Data records

┌──

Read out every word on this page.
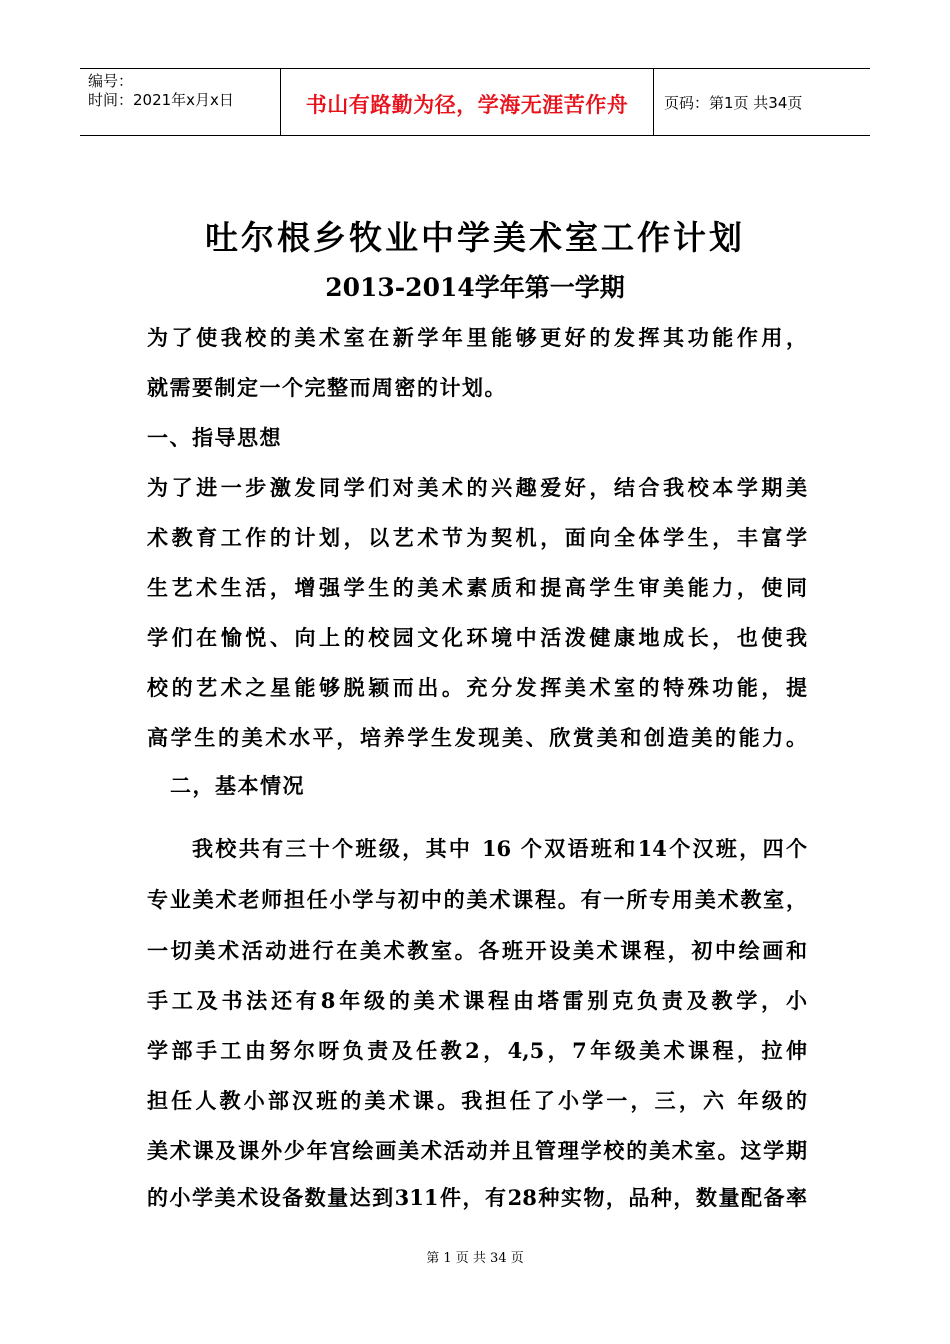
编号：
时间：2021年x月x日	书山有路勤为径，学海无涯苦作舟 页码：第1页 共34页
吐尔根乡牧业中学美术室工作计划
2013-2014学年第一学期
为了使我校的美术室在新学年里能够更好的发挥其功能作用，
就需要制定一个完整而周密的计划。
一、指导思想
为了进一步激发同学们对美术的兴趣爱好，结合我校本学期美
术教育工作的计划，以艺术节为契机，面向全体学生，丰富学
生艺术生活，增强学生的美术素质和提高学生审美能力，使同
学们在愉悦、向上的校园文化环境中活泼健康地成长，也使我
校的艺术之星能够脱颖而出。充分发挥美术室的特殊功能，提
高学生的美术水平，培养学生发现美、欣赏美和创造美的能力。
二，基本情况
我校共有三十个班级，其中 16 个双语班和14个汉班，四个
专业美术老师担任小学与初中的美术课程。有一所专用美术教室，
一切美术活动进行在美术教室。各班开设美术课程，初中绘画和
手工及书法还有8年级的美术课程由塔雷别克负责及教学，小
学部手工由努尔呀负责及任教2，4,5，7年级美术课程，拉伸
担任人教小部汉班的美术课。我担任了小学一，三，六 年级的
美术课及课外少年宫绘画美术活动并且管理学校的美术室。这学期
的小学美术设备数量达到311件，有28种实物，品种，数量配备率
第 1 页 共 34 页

└──

• **Goal of the exercise**: Quote each line of the listing exactly, but leave the pictures out.

• **Correct result**:
Read out every word on this page.
编号：
时间：2021年x月x日	书山有路勤为径，学海无涯苦作舟 页码：第1页 共34页
吐尔根乡牧业中学美术室工作计划
2013-2014学年第一学期
为了使我校的美术室在新学年里能够更好的发挥其功能作用，
就需要制定一个完整而周密的计划。
一、指导思想
为了进一步激发同学们对美术的兴趣爱好，结合我校本学期美
术教育工作的计划，以艺术节为契机，面向全体学生，丰富学
生艺术生活，增强学生的美术素质和提高学生审美能力，使同
学们在愉悦、向上的校园文化环境中活泼健康地成长，也使我
校的艺术之星能够脱颖而出。充分发挥美术室的特殊功能，提
高学生的美术水平，培养学生发现美、欣赏美和创造美的能力。
二，基本情况
我校共有三十个班级，其中 16 个双语班和14个汉班，四个
专业美术老师担任小学与初中的美术课程。有一所专用美术教室，
一切美术活动进行在美术教室。各班开设美术课程，初中绘画和
手工及书法还有8年级的美术课程由塔雷别克负责及教学，小
学部手工由努尔呀负责及任教2，4,5，7年级美术课程，拉伸
担任人教小部汉班的美术课。我担任了小学一，三，六 年级的
美术课及课外少年宫绘画美术活动并且管理学校的美术室。这学期
的小学美术设备数量达到311件，有28种实物，品种，数量配备率
第 1 页 共 34 页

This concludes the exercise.